• What is being asked: Give every line again exactly as it appears, please, but not the pictures.

• Material for this task:

— BEGIN —

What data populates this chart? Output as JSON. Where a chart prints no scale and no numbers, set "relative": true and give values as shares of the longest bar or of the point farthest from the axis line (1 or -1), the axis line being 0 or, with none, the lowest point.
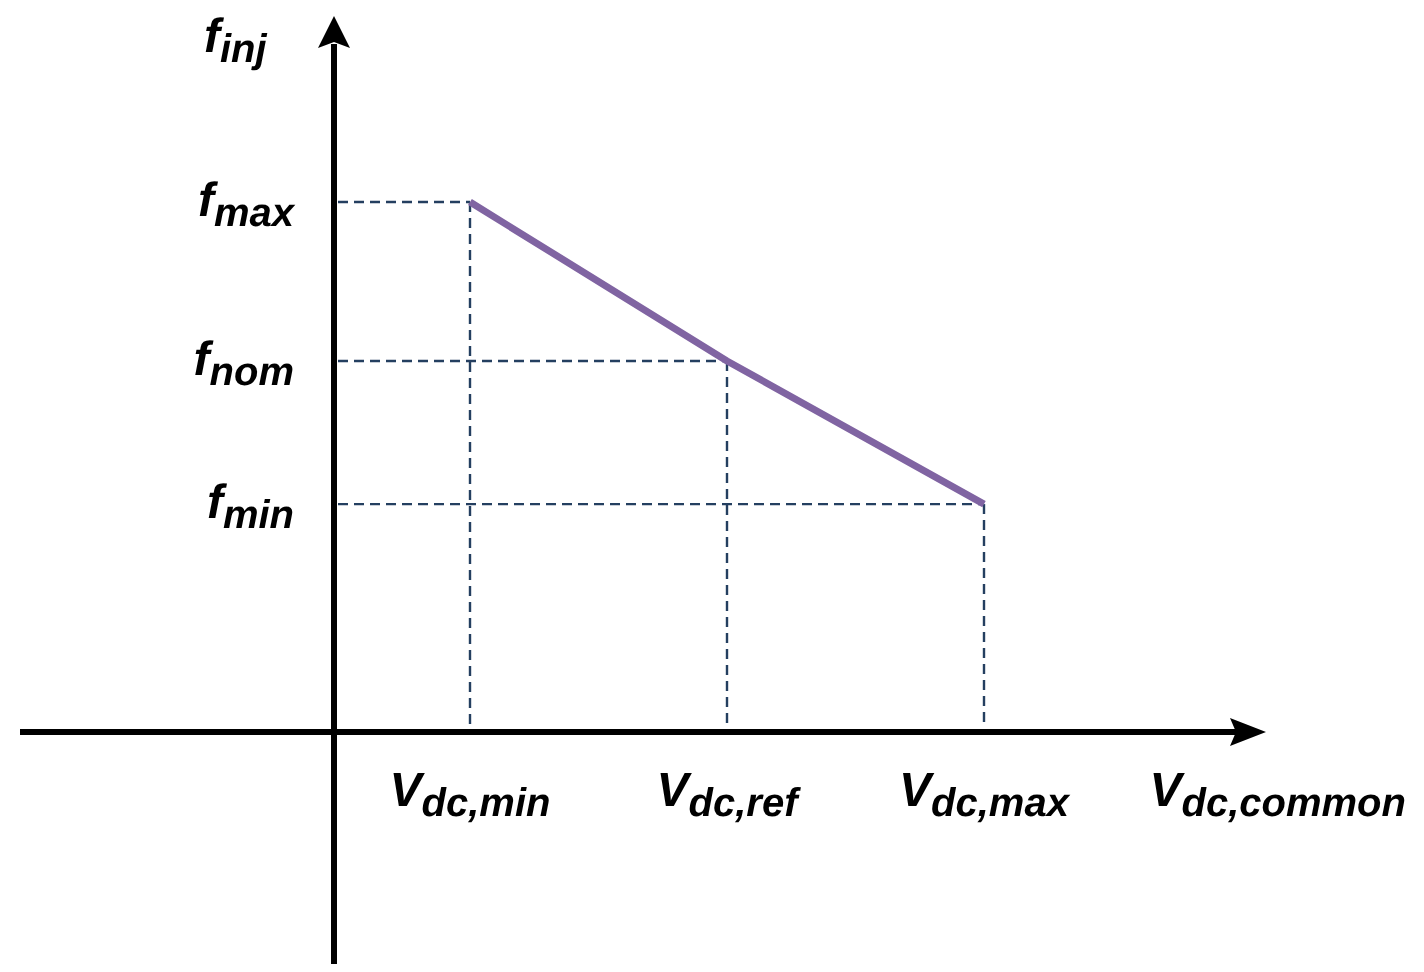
{
  "chart_data": {
    "type": "line",
    "xlabel": "V$_{dc,common}$",
    "ylabel": "f$_{inj}$",
    "categories": [
      "V$_{dc,min}$",
      "V$_{dc,ref}$",
      "V$_{dc,max}$"
    ],
    "relative": true,
    "series": [
      {
        "color": "#8064a2",
        "values": [
          1,
          0.7,
          0.43
        ]
      }
    ],
    "ref_lines": [
      {
        "axis": "y",
        "value": 1,
        "label": "f$_{max}$",
        "color": "#243f60",
        "line_style": "dashed"
      },
      {
        "axis": "y",
        "value": 0.7,
        "label": "f$_{nom}$",
        "color": "#243f60",
        "line_style": "dashed"
      },
      {
        "axis": "y",
        "value": 0.43,
        "label": "f$_{min}$",
        "color": "#243f60",
        "line_style": "dashed"
      },
      {
        "axis": "x",
        "value": "V$_{dc,min}$",
        "color": "#243f60",
        "line_style": "dashed"
      },
      {
        "axis": "x",
        "value": "V$_{dc,ref}$",
        "color": "#243f60",
        "line_style": "dashed"
      },
      {
        "axis": "x",
        "value": "V$_{dc,max}$",
        "color": "#243f60",
        "line_style": "dashed"
      }
    ]
  }
}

— END —

• Full answer:
What data populates this chart? Output as JSON. Where a chart prints no scale and no numbers, set "relative": true and give values as shares of the longest bar or of the point farthest from the axis line (1 or -1), the axis line being 0 or, with none, the lowest point.
{
  "chart_data": {
    "type": "line",
    "xlabel": "V$_{dc,common}$",
    "ylabel": "f$_{inj}$",
    "categories": [
      "V$_{dc,min}$",
      "V$_{dc,ref}$",
      "V$_{dc,max}$"
    ],
    "relative": true,
    "series": [
      {
        "color": "#8064a2",
        "values": [
          1,
          0.7,
          0.43
        ]
      }
    ],
    "ref_lines": [
      {
        "axis": "y",
        "value": 1,
        "label": "f$_{max}$",
        "color": "#243f60",
        "line_style": "dashed"
      },
      {
        "axis": "y",
        "value": 0.7,
        "label": "f$_{nom}$",
        "color": "#243f60",
        "line_style": "dashed"
      },
      {
        "axis": "y",
        "value": 0.43,
        "label": "f$_{min}$",
        "color": "#243f60",
        "line_style": "dashed"
      },
      {
        "axis": "x",
        "value": "V$_{dc,min}$",
        "color": "#243f60",
        "line_style": "dashed"
      },
      {
        "axis": "x",
        "value": "V$_{dc,ref}$",
        "color": "#243f60",
        "line_style": "dashed"
      },
      {
        "axis": "x",
        "value": "V$_{dc,max}$",
        "color": "#243f60",
        "line_style": "dashed"
      }
    ]
  }
}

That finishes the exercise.